Copy out every record below, word for word.

"""

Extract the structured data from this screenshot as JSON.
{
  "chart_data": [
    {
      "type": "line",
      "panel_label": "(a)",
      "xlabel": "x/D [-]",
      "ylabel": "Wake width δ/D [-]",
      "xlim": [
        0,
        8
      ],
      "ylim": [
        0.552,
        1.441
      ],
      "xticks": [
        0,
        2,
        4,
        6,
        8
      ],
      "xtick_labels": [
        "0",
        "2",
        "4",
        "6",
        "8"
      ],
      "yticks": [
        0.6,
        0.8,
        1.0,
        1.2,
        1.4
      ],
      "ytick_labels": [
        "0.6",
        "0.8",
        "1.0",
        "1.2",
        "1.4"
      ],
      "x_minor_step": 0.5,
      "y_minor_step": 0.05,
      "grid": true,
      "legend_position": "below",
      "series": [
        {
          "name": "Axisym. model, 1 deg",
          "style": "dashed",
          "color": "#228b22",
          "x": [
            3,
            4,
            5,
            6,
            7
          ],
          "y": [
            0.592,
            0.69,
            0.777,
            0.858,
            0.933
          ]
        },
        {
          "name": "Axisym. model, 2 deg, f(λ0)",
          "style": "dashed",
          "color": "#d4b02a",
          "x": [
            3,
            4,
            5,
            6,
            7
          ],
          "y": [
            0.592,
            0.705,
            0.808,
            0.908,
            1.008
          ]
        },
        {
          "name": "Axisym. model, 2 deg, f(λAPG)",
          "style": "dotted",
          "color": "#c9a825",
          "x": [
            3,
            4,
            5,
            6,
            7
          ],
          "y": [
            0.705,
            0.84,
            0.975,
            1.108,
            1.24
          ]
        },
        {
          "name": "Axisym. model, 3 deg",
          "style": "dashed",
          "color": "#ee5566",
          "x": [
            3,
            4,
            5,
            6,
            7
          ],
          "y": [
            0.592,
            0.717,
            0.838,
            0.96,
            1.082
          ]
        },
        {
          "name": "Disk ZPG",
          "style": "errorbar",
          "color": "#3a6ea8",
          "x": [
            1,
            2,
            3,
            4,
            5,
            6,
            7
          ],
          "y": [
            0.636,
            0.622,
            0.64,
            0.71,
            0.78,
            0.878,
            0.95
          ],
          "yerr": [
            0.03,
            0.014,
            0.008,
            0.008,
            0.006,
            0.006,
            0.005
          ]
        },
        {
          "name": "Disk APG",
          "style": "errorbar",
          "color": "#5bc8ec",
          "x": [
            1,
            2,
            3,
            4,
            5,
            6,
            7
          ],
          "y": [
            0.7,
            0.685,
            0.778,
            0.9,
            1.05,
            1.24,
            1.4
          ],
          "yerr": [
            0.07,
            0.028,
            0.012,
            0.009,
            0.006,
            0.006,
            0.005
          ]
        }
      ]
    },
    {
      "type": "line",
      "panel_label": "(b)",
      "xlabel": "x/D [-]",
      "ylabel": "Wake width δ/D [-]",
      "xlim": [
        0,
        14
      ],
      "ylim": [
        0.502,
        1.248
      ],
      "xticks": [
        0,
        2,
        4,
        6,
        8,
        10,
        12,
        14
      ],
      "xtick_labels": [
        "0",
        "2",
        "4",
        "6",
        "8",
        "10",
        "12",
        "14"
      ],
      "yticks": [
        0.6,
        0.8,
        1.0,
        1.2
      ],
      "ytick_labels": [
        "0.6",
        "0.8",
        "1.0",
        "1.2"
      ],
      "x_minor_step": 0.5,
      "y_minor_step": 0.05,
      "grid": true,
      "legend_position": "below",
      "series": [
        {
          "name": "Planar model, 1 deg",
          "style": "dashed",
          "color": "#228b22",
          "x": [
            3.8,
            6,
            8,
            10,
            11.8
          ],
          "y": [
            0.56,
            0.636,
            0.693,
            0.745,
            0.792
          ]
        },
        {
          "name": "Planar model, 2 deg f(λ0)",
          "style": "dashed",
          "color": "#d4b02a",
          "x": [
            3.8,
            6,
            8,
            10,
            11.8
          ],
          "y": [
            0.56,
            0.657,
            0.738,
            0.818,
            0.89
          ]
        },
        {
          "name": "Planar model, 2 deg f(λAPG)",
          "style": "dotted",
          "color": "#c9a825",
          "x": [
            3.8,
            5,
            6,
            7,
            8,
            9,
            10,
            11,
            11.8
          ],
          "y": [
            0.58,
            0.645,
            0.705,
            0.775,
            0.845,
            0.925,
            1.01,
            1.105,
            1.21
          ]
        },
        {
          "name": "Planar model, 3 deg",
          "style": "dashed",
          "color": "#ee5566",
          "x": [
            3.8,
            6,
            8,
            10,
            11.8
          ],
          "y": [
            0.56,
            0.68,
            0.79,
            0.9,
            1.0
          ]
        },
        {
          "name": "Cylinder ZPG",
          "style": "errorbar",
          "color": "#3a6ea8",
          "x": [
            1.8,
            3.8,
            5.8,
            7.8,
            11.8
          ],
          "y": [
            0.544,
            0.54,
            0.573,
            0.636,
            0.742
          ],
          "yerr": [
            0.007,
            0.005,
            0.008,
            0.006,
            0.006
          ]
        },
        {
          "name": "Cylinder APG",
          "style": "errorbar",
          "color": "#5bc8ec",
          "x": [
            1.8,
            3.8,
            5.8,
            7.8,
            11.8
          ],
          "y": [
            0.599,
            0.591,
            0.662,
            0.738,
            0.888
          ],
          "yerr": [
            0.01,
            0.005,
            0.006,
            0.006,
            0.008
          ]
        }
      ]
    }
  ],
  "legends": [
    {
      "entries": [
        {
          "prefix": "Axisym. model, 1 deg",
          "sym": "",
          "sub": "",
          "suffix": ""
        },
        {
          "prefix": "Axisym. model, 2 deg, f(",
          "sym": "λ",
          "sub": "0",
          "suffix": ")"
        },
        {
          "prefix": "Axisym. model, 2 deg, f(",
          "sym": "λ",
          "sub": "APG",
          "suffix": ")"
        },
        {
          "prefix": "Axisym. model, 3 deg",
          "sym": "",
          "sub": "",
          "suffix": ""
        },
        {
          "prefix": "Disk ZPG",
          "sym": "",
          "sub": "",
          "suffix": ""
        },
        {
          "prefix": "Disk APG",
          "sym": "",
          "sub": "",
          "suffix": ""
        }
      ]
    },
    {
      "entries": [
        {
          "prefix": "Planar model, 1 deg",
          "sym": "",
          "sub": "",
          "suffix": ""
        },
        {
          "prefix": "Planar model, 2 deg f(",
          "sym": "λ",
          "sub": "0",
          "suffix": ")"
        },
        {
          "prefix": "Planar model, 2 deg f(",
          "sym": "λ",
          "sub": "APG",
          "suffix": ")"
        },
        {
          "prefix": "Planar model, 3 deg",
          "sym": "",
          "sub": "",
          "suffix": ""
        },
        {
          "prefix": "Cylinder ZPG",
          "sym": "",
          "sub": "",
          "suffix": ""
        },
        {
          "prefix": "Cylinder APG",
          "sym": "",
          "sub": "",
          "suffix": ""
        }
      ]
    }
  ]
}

"""

• FINISHED TASK
Extract the structured data from this screenshot as JSON.
{
  "chart_data": [
    {
      "type": "line",
      "panel_label": "(a)",
      "xlabel": "x/D [-]",
      "ylabel": "Wake width δ/D [-]",
      "xlim": [
        0,
        8
      ],
      "ylim": [
        0.552,
        1.441
      ],
      "xticks": [
        0,
        2,
        4,
        6,
        8
      ],
      "xtick_labels": [
        "0",
        "2",
        "4",
        "6",
        "8"
      ],
      "yticks": [
        0.6,
        0.8,
        1.0,
        1.2,
        1.4
      ],
      "ytick_labels": [
        "0.6",
        "0.8",
        "1.0",
        "1.2",
        "1.4"
      ],
      "x_minor_step": 0.5,
      "y_minor_step": 0.05,
      "grid": true,
      "legend_position": "below",
      "series": [
        {
          "name": "Axisym. model, 1 deg",
          "style": "dashed",
          "color": "#228b22",
          "x": [
            3,
            4,
            5,
            6,
            7
          ],
          "y": [
            0.592,
            0.69,
            0.777,
            0.858,
            0.933
          ]
        },
        {
          "name": "Axisym. model, 2 deg, f(λ0)",
          "style": "dashed",
          "color": "#d4b02a",
          "x": [
            3,
            4,
            5,
            6,
            7
          ],
          "y": [
            0.592,
            0.705,
            0.808,
            0.908,
            1.008
          ]
        },
        {
          "name": "Axisym. model, 2 deg, f(λAPG)",
          "style": "dotted",
          "color": "#c9a825",
          "x": [
            3,
            4,
            5,
            6,
            7
          ],
          "y": [
            0.705,
            0.84,
            0.975,
            1.108,
            1.24
          ]
        },
        {
          "name": "Axisym. model, 3 deg",
          "style": "dashed",
          "color": "#ee5566",
          "x": [
            3,
            4,
            5,
            6,
            7
          ],
          "y": [
            0.592,
            0.717,
            0.838,
            0.96,
            1.082
          ]
        },
        {
          "name": "Disk ZPG",
          "style": "errorbar",
          "color": "#3a6ea8",
          "x": [
            1,
            2,
            3,
            4,
            5,
            6,
            7
          ],
          "y": [
            0.636,
            0.622,
            0.64,
            0.71,
            0.78,
            0.878,
            0.95
          ],
          "yerr": [
            0.03,
            0.014,
            0.008,
            0.008,
            0.006,
            0.006,
            0.005
          ]
        },
        {
          "name": "Disk APG",
          "style": "errorbar",
          "color": "#5bc8ec",
          "x": [
            1,
            2,
            3,
            4,
            5,
            6,
            7
          ],
          "y": [
            0.7,
            0.685,
            0.778,
            0.9,
            1.05,
            1.24,
            1.4
          ],
          "yerr": [
            0.07,
            0.028,
            0.012,
            0.009,
            0.006,
            0.006,
            0.005
          ]
        }
      ]
    },
    {
      "type": "line",
      "panel_label": "(b)",
      "xlabel": "x/D [-]",
      "ylabel": "Wake width δ/D [-]",
      "xlim": [
        0,
        14
      ],
      "ylim": [
        0.502,
        1.248
      ],
      "xticks": [
        0,
        2,
        4,
        6,
        8,
        10,
        12,
        14
      ],
      "xtick_labels": [
        "0",
        "2",
        "4",
        "6",
        "8",
        "10",
        "12",
        "14"
      ],
      "yticks": [
        0.6,
        0.8,
        1.0,
        1.2
      ],
      "ytick_labels": [
        "0.6",
        "0.8",
        "1.0",
        "1.2"
      ],
      "x_minor_step": 0.5,
      "y_minor_step": 0.05,
      "grid": true,
      "legend_position": "below",
      "series": [
        {
          "name": "Planar model, 1 deg",
          "style": "dashed",
          "color": "#228b22",
          "x": [
            3.8,
            6,
            8,
            10,
            11.8
          ],
          "y": [
            0.56,
            0.636,
            0.693,
            0.745,
            0.792
          ]
        },
        {
          "name": "Planar model, 2 deg f(λ0)",
          "style": "dashed",
          "color": "#d4b02a",
          "x": [
            3.8,
            6,
            8,
            10,
            11.8
          ],
          "y": [
            0.56,
            0.657,
            0.738,
            0.818,
            0.89
          ]
        },
        {
          "name": "Planar model, 2 deg f(λAPG)",
          "style": "dotted",
          "color": "#c9a825",
          "x": [
            3.8,
            5,
            6,
            7,
            8,
            9,
            10,
            11,
            11.8
          ],
          "y": [
            0.58,
            0.645,
            0.705,
            0.775,
            0.845,
            0.925,
            1.01,
            1.105,
            1.21
          ]
        },
        {
          "name": "Planar model, 3 deg",
          "style": "dashed",
          "color": "#ee5566",
          "x": [
            3.8,
            6,
            8,
            10,
            11.8
          ],
          "y": [
            0.56,
            0.68,
            0.79,
            0.9,
            1.0
          ]
        },
        {
          "name": "Cylinder ZPG",
          "style": "errorbar",
          "color": "#3a6ea8",
          "x": [
            1.8,
            3.8,
            5.8,
            7.8,
            11.8
          ],
          "y": [
            0.544,
            0.54,
            0.573,
            0.636,
            0.742
          ],
          "yerr": [
            0.007,
            0.005,
            0.008,
            0.006,
            0.006
          ]
        },
        {
          "name": "Cylinder APG",
          "style": "errorbar",
          "color": "#5bc8ec",
          "x": [
            1.8,
            3.8,
            5.8,
            7.8,
            11.8
          ],
          "y": [
            0.599,
            0.591,
            0.662,
            0.738,
            0.888
          ],
          "yerr": [
            0.01,
            0.005,
            0.006,
            0.006,
            0.008
          ]
        }
      ]
    }
  ],
  "legends": [
    {
      "entries": [
        {
          "prefix": "Axisym. model, 1 deg",
          "sym": "",
          "sub": "",
          "suffix": ""
        },
        {
          "prefix": "Axisym. model, 2 deg, f(",
          "sym": "λ",
          "sub": "0",
          "suffix": ")"
        },
        {
          "prefix": "Axisym. model, 2 deg, f(",
          "sym": "λ",
          "sub": "APG",
          "suffix": ")"
        },
        {
          "prefix": "Axisym. model, 3 deg",
          "sym": "",
          "sub": "",
          "suffix": ""
        },
        {
          "prefix": "Disk ZPG",
          "sym": "",
          "sub": "",
          "suffix": ""
        },
        {
          "prefix": "Disk APG",
          "sym": "",
          "sub": "",
          "suffix": ""
        }
      ]
    },
    {
      "entries": [
        {
          "prefix": "Planar model, 1 deg",
          "sym": "",
          "sub": "",
          "suffix": ""
        },
        {
          "prefix": "Planar model, 2 deg f(",
          "sym": "λ",
          "sub": "0",
          "suffix": ")"
        },
        {
          "prefix": "Planar model, 2 deg f(",
          "sym": "λ",
          "sub": "APG",
          "suffix": ")"
        },
        {
          "prefix": "Planar model, 3 deg",
          "sym": "",
          "sub": "",
          "suffix": ""
        },
        {
          "prefix": "Cylinder ZPG",
          "sym": "",
          "sub": "",
          "suffix": ""
        },
        {
          "prefix": "Cylinder APG",
          "sym": "",
          "sub": "",
          "suffix": ""
        }
      ]
    }
  ]
}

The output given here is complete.